__Selection__:
Ha ha mon, it’s Burl! I’ve got yet another review of a
marginal 80s comedy picture of just the sort I ignored when it came out, and
ever since! Until recently, I’d never seen such a gallery of cracknel biscuits
as Protocol, Armed and Dangerous, Funny Farm and The Money Pit, and now
I’ve seen them all! Some of them I liked less than others, ha ha, and it’s my
terrible duty today to place Club Paradise
on the lower rung of these pictures!
It shouldn’t have been that way! Ha ha, it was directed by
Harold Ramis, who’d done fine comedy work helming Caddyshack and Vacation;
starred Robin Williams, who was capable of being funny; and filled its
supporting cast with as many SCTV stars as there are in the sky, with the
crucial exception of John “The Silent Partner” Candy!
The plot is some kind of crazy nonsense! Williams is a
Chicago fireman who gets exploded out a window and covered in a pile of bricks!
With his insurance settlement he retires and relocates to the Caribbean island
of St. Nicholas! The progression of events is hurried and vague, but he becomes
friends and then partners with Jimmy Cliff, who plays a lite-Reggae singer who
also runs a downmarket resort with what is frequently referred to as a very
nice beach!
Somehow Twiggy becomes his girlfriend (the whys and
wherefores of that are very obscurely presented indeed!), and that great voice
of trailers, Adolph Caesar, whose last movie this was, is strutting around like
he owns the place! The late, lamented Peter O' Toole plays a cork-pulling consul straight out of a Graham Greene story who strolls through a scene now and again, sometimes in mufti, sometimes not! Suddenly a bunch of wacky tourists descend on the place, and
vignettes, one or two of them amusing, are played out like games of
tic-tac-toe!

__Records shown__:
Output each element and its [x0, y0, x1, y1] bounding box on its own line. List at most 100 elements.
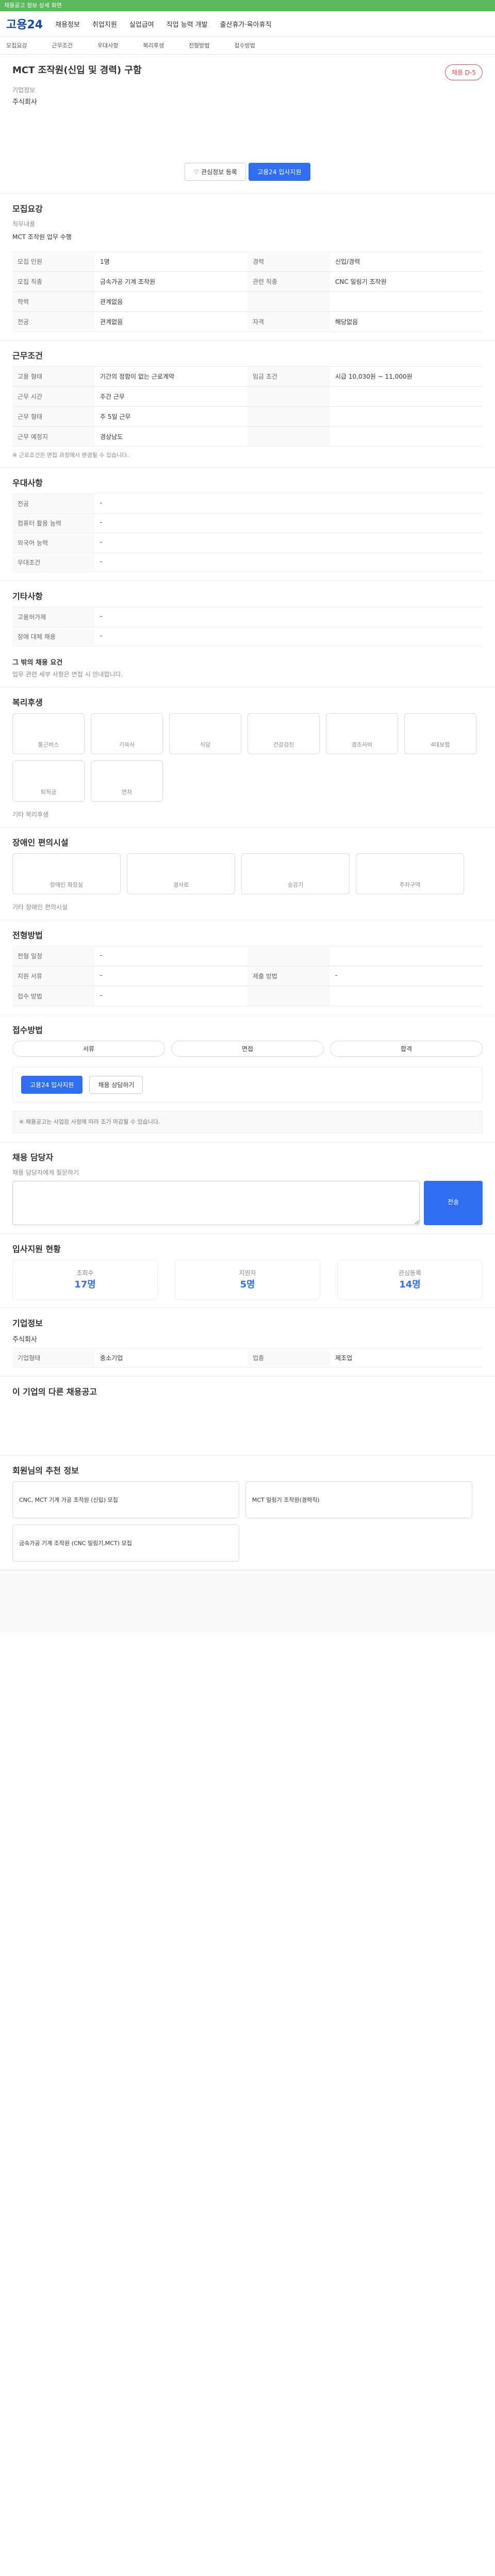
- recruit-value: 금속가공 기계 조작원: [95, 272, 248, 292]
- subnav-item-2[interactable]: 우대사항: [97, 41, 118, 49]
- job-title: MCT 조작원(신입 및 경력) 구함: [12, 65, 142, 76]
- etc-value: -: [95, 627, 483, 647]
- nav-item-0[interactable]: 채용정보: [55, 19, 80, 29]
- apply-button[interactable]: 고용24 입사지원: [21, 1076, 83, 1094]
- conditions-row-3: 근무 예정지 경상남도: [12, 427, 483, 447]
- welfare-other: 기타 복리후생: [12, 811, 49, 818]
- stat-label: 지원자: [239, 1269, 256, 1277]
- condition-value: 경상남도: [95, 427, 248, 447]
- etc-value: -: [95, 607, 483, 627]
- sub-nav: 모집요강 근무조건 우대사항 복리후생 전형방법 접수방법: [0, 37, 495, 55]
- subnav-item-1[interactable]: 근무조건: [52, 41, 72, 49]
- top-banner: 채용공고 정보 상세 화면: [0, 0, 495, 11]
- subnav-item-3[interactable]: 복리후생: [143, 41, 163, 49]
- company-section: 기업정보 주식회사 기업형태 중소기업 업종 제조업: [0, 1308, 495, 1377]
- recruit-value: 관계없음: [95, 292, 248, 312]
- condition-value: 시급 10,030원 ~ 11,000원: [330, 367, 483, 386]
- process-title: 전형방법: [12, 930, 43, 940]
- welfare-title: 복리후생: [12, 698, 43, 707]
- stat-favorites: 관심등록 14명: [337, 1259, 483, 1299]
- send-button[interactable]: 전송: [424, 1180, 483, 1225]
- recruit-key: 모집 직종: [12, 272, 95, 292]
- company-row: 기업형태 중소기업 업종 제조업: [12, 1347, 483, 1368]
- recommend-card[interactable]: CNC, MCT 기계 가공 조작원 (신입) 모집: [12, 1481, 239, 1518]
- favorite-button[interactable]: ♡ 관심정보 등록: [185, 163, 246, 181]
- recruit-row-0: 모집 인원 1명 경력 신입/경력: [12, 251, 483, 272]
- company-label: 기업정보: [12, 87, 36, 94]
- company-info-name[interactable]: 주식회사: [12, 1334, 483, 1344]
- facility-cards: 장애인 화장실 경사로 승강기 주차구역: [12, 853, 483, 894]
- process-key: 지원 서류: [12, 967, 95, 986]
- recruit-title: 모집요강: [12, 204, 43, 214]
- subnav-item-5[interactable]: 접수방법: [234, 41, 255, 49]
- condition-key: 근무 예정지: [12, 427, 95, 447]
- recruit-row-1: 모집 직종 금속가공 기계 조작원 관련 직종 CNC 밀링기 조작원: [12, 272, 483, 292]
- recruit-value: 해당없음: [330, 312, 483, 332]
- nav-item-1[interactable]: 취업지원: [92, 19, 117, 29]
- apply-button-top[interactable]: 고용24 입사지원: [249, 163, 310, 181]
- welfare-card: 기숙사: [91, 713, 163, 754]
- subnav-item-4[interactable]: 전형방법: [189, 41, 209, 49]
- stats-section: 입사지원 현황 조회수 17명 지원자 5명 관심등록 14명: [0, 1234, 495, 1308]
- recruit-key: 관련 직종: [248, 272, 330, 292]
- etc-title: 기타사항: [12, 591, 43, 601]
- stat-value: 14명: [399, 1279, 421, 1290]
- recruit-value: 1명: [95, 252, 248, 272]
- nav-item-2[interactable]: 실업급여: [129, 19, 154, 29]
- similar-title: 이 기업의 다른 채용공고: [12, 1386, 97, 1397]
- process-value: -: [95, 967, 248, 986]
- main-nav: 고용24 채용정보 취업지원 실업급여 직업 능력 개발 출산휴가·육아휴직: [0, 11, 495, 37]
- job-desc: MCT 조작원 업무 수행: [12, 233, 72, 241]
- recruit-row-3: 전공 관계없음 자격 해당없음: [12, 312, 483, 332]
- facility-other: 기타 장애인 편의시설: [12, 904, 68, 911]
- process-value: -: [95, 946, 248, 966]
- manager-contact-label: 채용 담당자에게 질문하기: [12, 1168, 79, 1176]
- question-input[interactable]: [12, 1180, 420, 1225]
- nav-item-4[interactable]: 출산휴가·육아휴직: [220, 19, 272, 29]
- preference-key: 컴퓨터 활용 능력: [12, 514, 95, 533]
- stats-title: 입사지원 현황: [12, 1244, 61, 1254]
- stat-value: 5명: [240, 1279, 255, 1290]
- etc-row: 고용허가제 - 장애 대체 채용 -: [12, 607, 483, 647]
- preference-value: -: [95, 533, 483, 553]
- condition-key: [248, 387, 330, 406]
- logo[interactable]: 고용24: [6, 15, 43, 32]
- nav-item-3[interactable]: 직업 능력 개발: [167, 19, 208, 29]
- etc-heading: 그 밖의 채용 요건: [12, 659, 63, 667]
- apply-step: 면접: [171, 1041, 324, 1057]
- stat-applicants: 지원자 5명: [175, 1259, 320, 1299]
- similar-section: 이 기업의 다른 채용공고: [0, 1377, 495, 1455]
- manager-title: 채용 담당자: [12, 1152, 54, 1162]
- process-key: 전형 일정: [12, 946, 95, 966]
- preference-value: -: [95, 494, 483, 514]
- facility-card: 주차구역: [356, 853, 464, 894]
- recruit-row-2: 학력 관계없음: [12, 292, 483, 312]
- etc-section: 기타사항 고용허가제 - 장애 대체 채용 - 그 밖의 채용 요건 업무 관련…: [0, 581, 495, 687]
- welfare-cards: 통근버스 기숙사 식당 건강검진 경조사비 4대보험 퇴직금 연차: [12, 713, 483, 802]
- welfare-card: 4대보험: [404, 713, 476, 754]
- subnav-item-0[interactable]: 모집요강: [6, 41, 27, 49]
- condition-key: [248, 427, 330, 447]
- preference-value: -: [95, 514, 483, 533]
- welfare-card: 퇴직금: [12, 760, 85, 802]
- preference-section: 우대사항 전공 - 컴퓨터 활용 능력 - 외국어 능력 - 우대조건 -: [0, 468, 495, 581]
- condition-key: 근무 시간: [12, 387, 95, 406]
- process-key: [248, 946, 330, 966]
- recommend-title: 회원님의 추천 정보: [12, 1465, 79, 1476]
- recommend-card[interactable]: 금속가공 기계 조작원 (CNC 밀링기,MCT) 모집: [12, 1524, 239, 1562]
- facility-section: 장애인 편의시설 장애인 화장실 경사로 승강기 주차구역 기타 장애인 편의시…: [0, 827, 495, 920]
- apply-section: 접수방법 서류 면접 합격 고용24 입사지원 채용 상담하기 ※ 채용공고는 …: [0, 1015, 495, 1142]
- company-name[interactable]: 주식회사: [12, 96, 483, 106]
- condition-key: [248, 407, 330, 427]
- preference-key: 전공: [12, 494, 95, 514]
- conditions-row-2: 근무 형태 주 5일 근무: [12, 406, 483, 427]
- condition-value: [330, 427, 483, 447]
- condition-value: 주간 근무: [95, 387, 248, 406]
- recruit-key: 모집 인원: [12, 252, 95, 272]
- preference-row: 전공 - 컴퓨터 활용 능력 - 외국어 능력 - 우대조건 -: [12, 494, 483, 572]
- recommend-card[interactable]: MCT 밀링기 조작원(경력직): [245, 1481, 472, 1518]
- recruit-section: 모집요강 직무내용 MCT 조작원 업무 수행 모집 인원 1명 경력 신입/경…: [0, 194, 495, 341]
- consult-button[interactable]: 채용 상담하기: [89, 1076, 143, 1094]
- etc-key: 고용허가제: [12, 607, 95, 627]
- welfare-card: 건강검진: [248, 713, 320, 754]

--

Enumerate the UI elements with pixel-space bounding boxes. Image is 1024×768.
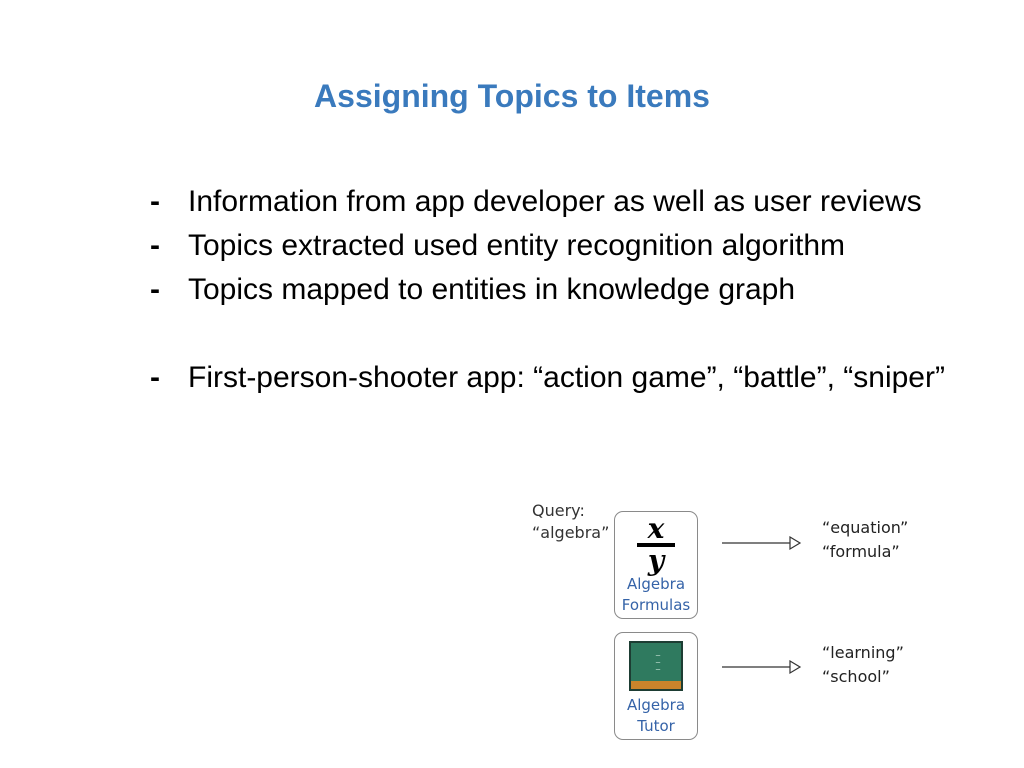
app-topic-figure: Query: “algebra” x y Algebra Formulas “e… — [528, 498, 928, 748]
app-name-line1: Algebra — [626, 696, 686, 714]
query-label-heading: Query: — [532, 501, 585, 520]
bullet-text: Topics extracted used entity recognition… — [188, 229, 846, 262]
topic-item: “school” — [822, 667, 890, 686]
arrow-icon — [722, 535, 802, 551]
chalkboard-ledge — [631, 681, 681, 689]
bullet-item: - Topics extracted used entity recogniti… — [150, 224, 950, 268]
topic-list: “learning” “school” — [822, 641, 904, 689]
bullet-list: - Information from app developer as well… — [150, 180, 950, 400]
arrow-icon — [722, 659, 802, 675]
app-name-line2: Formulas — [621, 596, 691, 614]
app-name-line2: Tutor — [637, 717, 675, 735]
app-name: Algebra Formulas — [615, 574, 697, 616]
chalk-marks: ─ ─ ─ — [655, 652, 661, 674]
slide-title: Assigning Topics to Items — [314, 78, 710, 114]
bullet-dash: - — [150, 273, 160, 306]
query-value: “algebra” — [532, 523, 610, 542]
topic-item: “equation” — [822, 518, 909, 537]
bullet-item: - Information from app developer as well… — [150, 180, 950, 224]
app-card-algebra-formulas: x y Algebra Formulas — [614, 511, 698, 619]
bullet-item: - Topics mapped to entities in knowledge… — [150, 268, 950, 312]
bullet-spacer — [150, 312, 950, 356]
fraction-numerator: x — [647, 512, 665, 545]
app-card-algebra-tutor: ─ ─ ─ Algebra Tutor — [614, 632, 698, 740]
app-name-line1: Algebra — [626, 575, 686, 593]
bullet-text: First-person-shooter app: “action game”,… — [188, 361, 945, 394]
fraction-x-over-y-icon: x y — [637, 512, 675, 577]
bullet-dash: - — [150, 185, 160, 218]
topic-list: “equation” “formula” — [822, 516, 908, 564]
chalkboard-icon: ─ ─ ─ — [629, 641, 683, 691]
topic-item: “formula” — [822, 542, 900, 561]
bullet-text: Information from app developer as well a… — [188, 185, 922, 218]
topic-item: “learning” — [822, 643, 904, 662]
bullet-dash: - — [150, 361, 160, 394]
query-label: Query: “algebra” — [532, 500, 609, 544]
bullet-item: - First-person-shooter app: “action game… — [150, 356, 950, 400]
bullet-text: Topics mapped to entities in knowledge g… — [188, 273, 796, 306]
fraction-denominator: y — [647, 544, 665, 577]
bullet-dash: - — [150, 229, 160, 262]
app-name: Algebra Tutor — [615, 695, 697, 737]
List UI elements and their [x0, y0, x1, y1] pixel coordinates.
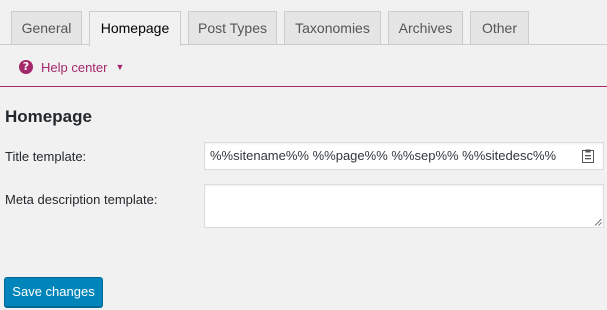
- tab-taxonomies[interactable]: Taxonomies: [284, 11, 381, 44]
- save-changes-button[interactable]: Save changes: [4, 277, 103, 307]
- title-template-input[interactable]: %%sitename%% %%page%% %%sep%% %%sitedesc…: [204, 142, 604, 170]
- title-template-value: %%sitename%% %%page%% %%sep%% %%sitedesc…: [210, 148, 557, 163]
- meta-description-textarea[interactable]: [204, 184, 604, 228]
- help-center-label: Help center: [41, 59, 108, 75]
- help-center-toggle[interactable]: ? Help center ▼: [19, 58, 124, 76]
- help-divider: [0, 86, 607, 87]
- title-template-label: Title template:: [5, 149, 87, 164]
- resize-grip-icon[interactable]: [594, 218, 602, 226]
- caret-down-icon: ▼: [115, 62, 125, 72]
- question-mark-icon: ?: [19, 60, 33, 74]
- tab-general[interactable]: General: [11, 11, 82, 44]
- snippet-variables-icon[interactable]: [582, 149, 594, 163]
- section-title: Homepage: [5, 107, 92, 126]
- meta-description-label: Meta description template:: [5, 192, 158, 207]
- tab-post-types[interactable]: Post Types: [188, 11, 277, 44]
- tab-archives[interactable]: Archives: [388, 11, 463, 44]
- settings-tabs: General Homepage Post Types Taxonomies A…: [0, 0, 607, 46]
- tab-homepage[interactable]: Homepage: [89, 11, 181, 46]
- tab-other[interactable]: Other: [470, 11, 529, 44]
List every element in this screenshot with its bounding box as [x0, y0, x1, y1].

__Tasks to perform__:
1 – From the Club Paradise review, reproduce the passage from "It shouldn’t have" to "pile of bricks!" word for word.
2 – According to the Club Paradise review, to which Caribbean island does the character played by Robin Williams relocate?

__Solution list__:
1 –
It shouldn’t have been that way! Ha ha, it was directed by
Harold Ramis, who’d done fine comedy work helming Caddyshack and Vacation;
starred Robin Williams, who was capable of being funny; and filled its
supporting cast with as many SCTV stars as there are in the sky, with the
crucial exception of John “The Silent Partner” Candy!
The plot is some kind of crazy nonsense! Williams is a
Chicago fireman who gets exploded out a window and covered in a pile of bricks!

2 – St. Nicholas